— start of Supplied data —

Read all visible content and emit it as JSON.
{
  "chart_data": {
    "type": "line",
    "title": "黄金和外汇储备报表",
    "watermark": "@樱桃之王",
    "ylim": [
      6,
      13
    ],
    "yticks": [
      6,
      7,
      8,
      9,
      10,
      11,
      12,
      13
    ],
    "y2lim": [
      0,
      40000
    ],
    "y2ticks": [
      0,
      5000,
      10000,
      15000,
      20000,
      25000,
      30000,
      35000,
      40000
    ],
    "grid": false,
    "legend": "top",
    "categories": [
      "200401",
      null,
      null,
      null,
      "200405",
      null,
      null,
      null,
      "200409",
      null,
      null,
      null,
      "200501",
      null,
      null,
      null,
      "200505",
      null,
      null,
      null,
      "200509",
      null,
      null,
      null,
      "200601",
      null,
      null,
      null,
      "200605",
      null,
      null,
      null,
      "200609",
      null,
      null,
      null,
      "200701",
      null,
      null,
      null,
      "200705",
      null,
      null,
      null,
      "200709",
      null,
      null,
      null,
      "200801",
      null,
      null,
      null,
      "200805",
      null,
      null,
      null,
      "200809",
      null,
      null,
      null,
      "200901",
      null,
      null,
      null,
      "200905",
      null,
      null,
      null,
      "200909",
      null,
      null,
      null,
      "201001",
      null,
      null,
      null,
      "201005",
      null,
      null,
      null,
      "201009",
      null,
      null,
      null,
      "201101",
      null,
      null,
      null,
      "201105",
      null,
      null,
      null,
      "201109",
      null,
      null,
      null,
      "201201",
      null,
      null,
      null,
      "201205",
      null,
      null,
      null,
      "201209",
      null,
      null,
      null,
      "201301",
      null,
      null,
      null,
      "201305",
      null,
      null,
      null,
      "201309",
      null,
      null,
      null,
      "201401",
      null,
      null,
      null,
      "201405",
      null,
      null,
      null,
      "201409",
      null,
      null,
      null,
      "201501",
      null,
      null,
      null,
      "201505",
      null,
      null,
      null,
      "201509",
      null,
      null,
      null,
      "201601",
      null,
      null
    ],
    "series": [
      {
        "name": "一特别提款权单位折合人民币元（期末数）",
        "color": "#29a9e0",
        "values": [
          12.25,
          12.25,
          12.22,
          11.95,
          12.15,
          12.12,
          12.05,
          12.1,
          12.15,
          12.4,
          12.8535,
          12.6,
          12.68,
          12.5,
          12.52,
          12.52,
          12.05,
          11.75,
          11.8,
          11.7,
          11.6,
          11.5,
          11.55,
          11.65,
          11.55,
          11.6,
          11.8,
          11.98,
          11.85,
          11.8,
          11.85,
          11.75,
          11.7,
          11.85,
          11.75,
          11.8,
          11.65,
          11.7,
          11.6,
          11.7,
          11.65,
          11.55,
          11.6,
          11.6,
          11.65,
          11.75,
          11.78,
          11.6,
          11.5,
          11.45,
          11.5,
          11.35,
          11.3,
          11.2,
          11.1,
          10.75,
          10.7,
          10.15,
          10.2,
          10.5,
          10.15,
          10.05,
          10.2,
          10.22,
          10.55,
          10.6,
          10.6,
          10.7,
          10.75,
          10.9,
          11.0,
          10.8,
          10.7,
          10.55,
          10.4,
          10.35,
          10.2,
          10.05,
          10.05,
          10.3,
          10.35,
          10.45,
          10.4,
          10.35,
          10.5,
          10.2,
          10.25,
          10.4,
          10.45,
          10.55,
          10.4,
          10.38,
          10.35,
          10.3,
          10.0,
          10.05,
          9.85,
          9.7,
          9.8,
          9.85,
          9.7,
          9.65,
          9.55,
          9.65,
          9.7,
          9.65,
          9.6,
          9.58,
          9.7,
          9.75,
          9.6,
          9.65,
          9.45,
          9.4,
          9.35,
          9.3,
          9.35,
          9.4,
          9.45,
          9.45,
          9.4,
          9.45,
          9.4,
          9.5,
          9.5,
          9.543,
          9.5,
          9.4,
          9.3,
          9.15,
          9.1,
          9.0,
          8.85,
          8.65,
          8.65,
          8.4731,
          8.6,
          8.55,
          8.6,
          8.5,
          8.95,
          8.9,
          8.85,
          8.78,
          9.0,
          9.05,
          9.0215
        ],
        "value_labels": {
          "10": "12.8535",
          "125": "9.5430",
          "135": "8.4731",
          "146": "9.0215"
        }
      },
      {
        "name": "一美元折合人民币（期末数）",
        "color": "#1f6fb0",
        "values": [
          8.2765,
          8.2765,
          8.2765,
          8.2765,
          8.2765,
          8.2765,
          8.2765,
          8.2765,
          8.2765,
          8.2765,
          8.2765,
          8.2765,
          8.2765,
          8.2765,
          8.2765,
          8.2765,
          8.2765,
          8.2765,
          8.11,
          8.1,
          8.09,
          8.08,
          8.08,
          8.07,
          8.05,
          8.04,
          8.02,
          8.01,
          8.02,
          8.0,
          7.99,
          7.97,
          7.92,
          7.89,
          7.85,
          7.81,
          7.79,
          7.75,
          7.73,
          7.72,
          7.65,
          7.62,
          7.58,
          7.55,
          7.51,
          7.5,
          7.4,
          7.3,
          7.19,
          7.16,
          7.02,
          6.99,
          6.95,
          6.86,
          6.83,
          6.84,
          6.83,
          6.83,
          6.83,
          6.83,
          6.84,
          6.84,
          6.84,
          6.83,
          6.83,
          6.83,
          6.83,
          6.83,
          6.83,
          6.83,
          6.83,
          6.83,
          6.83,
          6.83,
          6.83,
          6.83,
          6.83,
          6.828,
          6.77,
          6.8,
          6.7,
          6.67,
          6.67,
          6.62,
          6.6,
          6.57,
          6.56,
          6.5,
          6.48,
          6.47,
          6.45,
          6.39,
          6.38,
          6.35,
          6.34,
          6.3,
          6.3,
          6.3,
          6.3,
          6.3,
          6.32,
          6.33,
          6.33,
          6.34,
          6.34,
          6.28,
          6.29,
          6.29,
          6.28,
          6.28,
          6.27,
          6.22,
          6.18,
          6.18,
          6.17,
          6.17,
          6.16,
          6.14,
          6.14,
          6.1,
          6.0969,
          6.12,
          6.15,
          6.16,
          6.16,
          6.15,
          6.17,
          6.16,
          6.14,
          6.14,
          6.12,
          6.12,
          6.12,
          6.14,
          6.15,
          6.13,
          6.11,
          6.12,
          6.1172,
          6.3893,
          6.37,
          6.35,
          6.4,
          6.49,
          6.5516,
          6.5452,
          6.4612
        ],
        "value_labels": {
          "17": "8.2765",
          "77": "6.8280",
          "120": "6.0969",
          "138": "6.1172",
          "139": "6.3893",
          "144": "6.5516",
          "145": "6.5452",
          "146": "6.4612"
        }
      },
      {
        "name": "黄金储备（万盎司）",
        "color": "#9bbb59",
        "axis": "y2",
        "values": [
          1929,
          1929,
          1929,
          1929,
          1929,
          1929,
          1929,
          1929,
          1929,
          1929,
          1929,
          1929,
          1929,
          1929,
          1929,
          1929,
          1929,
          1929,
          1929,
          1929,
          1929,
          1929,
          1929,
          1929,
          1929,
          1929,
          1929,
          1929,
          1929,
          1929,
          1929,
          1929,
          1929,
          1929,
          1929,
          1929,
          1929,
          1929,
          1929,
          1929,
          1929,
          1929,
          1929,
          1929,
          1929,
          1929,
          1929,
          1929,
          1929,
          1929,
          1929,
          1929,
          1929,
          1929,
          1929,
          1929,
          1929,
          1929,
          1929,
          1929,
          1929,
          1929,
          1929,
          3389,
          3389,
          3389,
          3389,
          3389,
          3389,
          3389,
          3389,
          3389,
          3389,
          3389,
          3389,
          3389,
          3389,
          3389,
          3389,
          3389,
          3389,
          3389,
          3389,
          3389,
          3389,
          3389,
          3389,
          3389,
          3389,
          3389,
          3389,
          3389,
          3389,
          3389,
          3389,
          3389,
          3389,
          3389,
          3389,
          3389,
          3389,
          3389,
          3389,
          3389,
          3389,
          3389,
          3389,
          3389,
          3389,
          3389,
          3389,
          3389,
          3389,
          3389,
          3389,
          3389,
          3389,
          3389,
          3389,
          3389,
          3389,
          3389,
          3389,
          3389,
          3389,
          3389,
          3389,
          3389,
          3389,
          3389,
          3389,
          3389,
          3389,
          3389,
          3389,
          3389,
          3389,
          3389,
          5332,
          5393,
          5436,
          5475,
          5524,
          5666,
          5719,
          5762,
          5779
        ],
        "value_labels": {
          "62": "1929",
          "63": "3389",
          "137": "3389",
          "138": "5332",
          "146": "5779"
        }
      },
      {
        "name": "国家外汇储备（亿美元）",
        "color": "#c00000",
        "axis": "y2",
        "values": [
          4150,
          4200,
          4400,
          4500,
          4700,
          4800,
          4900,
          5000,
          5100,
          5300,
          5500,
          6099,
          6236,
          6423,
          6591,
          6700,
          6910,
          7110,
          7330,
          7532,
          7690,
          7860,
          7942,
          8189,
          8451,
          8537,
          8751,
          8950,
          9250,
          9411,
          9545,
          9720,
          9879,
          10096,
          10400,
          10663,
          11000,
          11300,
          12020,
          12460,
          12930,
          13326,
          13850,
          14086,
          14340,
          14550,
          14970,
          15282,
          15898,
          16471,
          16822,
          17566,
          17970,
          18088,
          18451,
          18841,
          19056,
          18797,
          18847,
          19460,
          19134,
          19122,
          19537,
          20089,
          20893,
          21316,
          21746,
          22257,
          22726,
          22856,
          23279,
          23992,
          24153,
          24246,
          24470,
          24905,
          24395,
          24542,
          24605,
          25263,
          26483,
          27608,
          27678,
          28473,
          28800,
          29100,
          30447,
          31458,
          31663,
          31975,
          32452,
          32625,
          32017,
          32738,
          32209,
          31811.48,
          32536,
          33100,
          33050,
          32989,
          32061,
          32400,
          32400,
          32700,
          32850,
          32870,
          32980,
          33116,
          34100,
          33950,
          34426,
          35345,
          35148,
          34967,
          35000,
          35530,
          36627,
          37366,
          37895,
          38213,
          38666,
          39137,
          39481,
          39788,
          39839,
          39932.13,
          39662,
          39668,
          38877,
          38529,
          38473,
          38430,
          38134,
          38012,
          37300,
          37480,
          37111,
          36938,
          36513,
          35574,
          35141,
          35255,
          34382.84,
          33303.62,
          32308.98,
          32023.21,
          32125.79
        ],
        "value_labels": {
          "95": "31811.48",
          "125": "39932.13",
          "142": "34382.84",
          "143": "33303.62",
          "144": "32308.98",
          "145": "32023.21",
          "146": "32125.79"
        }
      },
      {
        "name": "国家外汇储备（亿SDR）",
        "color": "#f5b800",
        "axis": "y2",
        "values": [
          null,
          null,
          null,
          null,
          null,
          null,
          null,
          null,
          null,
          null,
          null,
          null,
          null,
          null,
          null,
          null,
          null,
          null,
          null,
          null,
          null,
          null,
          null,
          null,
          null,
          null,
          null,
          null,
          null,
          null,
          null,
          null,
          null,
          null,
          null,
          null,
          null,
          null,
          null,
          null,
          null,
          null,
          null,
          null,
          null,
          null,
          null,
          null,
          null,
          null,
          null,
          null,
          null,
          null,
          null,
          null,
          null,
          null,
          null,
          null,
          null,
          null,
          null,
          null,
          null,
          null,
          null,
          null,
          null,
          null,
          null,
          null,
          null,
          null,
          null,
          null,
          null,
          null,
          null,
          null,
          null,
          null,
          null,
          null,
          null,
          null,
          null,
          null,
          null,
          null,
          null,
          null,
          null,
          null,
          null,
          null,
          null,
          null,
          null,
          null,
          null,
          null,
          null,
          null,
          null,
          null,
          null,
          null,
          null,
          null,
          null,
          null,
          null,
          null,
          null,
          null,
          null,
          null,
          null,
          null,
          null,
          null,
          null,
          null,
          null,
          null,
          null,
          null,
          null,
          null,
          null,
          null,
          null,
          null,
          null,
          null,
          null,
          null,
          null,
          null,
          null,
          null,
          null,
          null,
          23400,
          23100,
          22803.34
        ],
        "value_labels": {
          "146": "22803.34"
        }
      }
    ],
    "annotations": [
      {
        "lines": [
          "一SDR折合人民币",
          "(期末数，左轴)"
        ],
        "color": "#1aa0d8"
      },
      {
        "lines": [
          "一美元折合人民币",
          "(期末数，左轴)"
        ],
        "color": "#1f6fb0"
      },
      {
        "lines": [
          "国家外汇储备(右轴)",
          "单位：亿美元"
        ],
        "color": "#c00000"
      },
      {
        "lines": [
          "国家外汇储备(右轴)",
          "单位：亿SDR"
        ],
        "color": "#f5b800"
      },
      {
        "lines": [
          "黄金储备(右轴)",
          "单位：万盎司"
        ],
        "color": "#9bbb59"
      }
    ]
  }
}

— end of Supplied data —

> **Exercise brief**
Report each line of the material above where the word "name" appears.

> **Answer to the task**
        "name": "一特别提款权单位折合人民币元（期末数）",
        "name": "一美元折合人民币（期末数）",
        "name": "黄金储备（万盎司）",
        "name": "国家外汇储备（亿美元）",
        "name": "国家外汇储备（亿SDR）",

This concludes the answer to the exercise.